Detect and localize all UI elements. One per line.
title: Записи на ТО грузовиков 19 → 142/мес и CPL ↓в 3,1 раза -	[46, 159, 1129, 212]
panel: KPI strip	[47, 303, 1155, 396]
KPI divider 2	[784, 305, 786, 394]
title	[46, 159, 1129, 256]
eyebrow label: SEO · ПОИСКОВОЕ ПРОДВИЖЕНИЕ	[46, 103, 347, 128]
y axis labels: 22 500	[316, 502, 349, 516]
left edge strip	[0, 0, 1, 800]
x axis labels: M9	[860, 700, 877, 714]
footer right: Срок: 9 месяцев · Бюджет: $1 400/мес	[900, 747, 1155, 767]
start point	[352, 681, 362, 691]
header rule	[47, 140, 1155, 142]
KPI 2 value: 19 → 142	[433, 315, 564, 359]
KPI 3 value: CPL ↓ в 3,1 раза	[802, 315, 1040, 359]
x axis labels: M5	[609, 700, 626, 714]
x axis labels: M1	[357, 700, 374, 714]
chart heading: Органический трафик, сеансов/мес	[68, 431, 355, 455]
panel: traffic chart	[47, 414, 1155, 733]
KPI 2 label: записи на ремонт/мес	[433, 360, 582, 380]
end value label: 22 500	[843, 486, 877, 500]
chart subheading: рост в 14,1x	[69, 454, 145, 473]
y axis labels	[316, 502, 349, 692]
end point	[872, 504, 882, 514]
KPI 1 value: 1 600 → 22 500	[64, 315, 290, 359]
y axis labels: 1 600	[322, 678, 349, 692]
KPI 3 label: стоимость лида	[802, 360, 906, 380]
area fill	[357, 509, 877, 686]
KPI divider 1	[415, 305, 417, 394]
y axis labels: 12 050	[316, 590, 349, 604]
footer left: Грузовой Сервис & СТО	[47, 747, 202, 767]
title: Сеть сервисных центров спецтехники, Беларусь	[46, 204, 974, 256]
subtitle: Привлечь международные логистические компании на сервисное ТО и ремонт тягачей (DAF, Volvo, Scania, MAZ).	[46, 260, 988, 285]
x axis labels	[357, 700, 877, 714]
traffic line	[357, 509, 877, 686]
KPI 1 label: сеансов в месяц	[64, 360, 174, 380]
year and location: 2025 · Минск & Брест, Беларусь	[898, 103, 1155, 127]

--

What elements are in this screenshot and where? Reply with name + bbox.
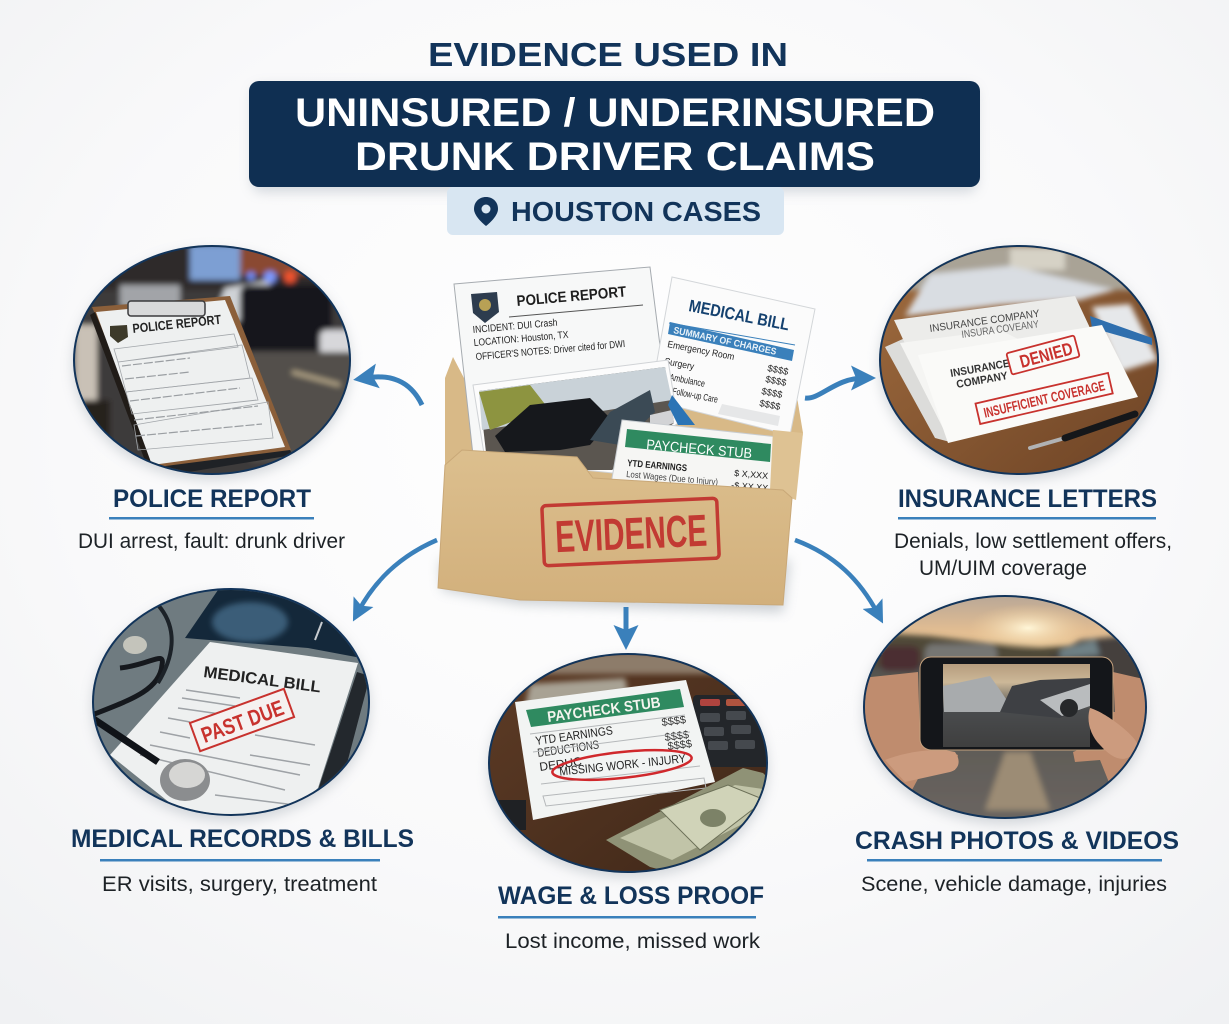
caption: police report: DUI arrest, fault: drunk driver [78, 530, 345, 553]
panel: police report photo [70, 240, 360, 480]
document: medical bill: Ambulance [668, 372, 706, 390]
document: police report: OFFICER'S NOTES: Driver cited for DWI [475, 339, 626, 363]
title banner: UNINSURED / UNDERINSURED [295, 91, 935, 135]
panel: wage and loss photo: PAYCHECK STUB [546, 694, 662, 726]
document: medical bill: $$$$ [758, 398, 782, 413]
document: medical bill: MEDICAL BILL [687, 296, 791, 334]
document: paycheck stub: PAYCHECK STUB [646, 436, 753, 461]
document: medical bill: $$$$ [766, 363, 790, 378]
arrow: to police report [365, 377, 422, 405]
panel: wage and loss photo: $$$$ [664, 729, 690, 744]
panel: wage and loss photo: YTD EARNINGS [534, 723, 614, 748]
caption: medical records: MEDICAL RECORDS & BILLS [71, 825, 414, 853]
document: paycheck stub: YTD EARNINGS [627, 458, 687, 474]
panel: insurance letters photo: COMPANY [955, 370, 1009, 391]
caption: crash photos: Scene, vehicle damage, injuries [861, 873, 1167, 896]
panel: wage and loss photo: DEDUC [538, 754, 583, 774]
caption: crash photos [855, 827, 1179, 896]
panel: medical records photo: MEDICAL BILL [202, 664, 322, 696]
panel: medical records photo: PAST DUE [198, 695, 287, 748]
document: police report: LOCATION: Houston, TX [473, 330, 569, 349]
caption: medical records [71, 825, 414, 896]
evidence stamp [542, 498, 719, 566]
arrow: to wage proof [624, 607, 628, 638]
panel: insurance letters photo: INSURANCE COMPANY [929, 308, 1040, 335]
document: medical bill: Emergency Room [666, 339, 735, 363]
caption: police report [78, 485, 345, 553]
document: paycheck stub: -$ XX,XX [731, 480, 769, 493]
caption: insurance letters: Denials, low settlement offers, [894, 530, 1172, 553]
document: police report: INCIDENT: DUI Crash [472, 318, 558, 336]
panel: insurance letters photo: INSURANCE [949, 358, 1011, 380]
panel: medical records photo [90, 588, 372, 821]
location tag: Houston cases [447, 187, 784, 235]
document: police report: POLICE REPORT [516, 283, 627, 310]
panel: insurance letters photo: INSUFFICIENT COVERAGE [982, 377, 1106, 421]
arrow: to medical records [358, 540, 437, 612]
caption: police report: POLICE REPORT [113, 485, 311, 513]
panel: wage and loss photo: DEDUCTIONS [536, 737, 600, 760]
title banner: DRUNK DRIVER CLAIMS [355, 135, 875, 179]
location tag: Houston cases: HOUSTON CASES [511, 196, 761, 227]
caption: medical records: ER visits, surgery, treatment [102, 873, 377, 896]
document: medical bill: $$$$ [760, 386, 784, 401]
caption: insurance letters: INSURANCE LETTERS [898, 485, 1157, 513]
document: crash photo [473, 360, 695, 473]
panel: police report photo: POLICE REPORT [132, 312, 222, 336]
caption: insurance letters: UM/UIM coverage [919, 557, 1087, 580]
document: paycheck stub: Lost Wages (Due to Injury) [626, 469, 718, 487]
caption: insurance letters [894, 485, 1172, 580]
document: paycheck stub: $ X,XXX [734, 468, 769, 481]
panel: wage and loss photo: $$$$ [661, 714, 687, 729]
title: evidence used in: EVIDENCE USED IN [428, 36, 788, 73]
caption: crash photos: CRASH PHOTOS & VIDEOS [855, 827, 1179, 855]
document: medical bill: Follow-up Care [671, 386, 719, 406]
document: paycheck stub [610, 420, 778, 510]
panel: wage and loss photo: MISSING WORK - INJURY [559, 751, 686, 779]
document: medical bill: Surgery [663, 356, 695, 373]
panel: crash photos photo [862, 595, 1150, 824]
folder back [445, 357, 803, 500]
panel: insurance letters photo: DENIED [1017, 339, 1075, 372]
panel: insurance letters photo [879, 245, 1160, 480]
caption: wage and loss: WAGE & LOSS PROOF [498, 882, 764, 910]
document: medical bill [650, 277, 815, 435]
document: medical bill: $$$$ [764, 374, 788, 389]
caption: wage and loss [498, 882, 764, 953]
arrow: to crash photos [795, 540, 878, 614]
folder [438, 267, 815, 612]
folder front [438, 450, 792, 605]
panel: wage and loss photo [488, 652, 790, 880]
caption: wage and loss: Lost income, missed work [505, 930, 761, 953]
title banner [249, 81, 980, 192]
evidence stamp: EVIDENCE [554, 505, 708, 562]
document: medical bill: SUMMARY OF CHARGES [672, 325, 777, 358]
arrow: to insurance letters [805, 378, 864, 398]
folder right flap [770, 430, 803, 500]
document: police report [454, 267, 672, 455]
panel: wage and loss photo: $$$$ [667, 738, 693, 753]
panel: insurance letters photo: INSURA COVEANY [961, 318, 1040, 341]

◆ **What you should do**
Can you print the rows from the line with "Detect and localize" up to and including the line with "681, 362, 691]", copying each one unchanged?

◆ **Solved problem**
Detect and localize all UI elements. One per line.
title: Записи на ТО грузовиков 19 → 142/мес и CPL ↓в 3,1 раза -	[46, 159, 1129, 212]
panel: KPI strip	[47, 303, 1155, 396]
KPI divider 2	[784, 305, 786, 394]
title	[46, 159, 1129, 256]
eyebrow label: SEO · ПОИСКОВОЕ ПРОДВИЖЕНИЕ	[46, 103, 347, 128]
y axis labels: 22 500	[316, 502, 349, 516]
left edge strip	[0, 0, 1, 800]
x axis labels: M9	[860, 700, 877, 714]
footer right: Срок: 9 месяцев · Бюджет: $1 400/мес	[900, 747, 1155, 767]
start point	[352, 681, 362, 691]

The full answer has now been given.